§ **Task statement**: Each entry below should be reproduced character for character.

Dataset items

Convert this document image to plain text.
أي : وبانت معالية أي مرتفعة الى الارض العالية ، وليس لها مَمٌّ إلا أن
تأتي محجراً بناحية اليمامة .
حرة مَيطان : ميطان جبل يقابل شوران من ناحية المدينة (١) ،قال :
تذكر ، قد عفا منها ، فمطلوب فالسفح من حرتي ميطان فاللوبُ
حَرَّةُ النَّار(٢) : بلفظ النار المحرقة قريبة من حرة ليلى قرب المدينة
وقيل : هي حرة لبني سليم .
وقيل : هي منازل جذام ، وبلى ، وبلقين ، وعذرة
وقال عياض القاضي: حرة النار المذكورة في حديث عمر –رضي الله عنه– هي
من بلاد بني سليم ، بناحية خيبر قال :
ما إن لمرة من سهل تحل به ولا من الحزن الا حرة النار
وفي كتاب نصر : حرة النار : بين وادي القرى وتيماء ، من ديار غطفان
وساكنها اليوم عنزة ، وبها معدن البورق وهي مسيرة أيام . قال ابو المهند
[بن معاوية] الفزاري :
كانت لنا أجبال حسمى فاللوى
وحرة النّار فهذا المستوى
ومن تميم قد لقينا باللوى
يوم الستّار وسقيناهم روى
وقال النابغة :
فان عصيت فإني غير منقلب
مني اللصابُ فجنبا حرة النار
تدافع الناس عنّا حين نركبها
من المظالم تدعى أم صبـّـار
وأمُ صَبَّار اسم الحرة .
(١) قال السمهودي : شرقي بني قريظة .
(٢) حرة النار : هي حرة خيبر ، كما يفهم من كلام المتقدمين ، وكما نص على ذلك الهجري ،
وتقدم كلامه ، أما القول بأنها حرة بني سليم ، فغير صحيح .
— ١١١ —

§ **Result below**:
Convert this document image to plain text.
أي : وبانت معالية أي مرتفعة الى الارض العالية ، وليس لها مَمٌّ إلا أن
تأتي محجراً بناحية اليمامة .
حرة مَيطان : ميطان جبل يقابل شوران من ناحية المدينة (١) ،قال :
تذكر ، قد عفا منها ، فمطلوب فالسفح من حرتي ميطان فاللوبُ
حَرَّةُ النَّار(٢) : بلفظ النار المحرقة قريبة من حرة ليلى قرب المدينة
وقيل : هي حرة لبني سليم .
وقيل : هي منازل جذام ، وبلى ، وبلقين ، وعذرة
وقال عياض القاضي: حرة النار المذكورة في حديث عمر –رضي الله عنه– هي
من بلاد بني سليم ، بناحية خيبر قال :
ما إن لمرة من سهل تحل به ولا من الحزن الا حرة النار
وفي كتاب نصر : حرة النار : بين وادي القرى وتيماء ، من ديار غطفان
وساكنها اليوم عنزة ، وبها معدن البورق وهي مسيرة أيام . قال ابو المهند
[بن معاوية] الفزاري :
كانت لنا أجبال حسمى فاللوى
وحرة النّار فهذا المستوى
ومن تميم قد لقينا باللوى
يوم الستّار وسقيناهم روى
وقال النابغة :
فان عصيت فإني غير منقلب
مني اللصابُ فجنبا حرة النار
تدافع الناس عنّا حين نركبها
من المظالم تدعى أم صبـّـار
وأمُ صَبَّار اسم الحرة .
(١) قال السمهودي : شرقي بني قريظة .
(٢) حرة النار : هي حرة خيبر ، كما يفهم من كلام المتقدمين ، وكما نص على ذلك الهجري ،
وتقدم كلامه ، أما القول بأنها حرة بني سليم ، فغير صحيح .
— ١١١ —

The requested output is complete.